-- Directive --
Which lines hold the word "Flooder"? Copy each one.

-- Input for this task --
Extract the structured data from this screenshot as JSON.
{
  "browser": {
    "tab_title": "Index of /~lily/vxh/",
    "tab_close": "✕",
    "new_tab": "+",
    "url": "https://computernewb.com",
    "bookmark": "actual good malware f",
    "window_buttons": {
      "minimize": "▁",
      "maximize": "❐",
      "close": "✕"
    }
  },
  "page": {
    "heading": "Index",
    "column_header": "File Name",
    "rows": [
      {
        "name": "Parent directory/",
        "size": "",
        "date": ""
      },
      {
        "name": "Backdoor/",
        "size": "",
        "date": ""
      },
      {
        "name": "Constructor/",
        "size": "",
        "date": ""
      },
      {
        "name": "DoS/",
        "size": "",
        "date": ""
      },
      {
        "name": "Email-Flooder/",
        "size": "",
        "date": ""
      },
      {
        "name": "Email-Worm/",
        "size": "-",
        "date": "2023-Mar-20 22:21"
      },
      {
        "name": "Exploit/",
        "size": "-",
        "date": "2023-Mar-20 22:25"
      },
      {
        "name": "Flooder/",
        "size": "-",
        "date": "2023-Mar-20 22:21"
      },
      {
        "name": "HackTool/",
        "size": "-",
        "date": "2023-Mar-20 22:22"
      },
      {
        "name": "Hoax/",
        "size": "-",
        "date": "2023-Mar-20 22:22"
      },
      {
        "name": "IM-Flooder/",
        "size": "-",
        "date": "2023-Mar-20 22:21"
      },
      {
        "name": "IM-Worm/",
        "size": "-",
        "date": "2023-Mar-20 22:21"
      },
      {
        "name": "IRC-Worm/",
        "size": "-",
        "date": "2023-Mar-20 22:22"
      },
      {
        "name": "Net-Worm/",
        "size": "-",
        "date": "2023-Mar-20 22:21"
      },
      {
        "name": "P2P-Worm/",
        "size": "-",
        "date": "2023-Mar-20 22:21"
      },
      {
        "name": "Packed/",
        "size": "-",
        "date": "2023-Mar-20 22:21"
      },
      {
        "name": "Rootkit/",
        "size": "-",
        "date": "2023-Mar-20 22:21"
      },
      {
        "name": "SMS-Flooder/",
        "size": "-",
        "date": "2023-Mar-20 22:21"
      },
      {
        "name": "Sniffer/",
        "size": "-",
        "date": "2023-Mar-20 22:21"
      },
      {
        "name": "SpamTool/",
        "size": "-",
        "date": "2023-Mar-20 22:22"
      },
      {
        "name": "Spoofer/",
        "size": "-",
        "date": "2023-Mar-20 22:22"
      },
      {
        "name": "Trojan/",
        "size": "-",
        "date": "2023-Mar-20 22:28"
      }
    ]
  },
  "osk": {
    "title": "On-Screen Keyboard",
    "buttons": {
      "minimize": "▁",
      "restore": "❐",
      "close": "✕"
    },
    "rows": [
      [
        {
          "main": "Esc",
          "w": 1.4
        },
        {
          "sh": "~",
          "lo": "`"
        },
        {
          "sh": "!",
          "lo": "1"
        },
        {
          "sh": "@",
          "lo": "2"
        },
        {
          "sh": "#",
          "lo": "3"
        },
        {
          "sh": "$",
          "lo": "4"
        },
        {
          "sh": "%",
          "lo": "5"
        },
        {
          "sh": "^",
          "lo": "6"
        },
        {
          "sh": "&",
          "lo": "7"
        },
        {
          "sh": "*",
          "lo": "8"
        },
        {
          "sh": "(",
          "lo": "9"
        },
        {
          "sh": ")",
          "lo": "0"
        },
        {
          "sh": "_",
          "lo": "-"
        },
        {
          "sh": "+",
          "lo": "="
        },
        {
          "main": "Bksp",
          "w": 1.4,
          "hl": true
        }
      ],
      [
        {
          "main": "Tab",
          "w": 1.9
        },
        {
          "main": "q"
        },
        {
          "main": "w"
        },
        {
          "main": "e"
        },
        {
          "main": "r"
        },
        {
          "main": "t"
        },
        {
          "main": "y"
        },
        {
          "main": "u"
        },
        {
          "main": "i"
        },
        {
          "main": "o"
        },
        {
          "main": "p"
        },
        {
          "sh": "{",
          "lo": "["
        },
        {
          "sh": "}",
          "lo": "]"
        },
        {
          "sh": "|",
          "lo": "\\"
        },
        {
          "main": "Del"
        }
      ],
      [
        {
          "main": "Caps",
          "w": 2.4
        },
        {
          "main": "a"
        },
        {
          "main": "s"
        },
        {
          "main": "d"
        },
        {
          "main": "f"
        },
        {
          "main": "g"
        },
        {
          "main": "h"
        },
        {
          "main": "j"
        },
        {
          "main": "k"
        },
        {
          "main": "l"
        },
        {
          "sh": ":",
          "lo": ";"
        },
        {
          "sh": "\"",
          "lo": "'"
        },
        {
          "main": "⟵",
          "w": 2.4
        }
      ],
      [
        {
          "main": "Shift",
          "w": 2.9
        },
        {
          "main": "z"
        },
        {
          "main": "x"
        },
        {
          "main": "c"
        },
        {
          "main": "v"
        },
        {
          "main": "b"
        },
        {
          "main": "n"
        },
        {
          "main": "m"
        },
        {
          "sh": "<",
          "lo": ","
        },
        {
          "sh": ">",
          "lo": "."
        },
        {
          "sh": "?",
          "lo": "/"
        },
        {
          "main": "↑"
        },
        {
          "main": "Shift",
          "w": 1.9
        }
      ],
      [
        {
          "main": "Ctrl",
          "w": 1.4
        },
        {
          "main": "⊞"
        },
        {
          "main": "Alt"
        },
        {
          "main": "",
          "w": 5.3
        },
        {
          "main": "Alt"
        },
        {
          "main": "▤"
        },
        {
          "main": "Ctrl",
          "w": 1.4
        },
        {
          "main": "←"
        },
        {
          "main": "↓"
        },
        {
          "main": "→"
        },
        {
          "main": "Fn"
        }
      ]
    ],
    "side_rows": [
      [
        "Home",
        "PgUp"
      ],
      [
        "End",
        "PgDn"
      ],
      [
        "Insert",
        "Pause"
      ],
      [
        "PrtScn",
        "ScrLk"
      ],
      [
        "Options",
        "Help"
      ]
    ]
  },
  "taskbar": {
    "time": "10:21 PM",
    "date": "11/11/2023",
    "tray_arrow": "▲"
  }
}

-- Result of the task --
        "name": "Email-Flooder/",
        "name": "Flooder/",
        "name": "IM-Flooder/",
        "name": "SMS-Flooder/",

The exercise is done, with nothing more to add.